AIM OF THE TASK: Transcribe every record that appears below, exactly and in full.

Items from a dataset
►
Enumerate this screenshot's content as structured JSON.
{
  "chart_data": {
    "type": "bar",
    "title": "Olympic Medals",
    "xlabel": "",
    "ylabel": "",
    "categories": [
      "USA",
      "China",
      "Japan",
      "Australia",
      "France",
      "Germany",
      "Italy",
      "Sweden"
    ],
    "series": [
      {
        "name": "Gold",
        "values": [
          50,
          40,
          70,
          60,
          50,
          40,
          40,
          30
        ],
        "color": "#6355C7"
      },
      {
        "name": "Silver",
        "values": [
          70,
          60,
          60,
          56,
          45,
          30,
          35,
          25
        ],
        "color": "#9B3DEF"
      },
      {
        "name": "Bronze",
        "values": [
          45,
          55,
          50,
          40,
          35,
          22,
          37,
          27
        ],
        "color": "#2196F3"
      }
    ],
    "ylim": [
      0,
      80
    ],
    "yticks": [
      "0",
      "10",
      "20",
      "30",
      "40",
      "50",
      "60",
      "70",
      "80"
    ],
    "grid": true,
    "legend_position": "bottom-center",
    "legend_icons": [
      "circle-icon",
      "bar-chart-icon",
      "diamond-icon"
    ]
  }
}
◄
RESPONSE:
Enumerate this screenshot's content as structured JSON.
{
  "chart_data": {
    "type": "bar",
    "title": "Olympic Medals",
    "xlabel": "",
    "ylabel": "",
    "categories": [
      "USA",
      "China",
      "Japan",
      "Australia",
      "France",
      "Germany",
      "Italy",
      "Sweden"
    ],
    "series": [
      {
        "name": "Gold",
        "values": [
          50,
          40,
          70,
          60,
          50,
          40,
          40,
          30
        ],
        "color": "#6355C7"
      },
      {
        "name": "Silver",
        "values": [
          70,
          60,
          60,
          56,
          45,
          30,
          35,
          25
        ],
        "color": "#9B3DEF"
      },
      {
        "name": "Bronze",
        "values": [
          45,
          55,
          50,
          40,
          35,
          22,
          37,
          27
        ],
        "color": "#2196F3"
      }
    ],
    "ylim": [
      0,
      80
    ],
    "yticks": [
      "0",
      "10",
      "20",
      "30",
      "40",
      "50",
      "60",
      "70",
      "80"
    ],
    "grid": true,
    "legend_position": "bottom-center",
    "legend_icons": [
      "circle-icon",
      "bar-chart-icon",
      "diamond-icon"
    ]
  }
}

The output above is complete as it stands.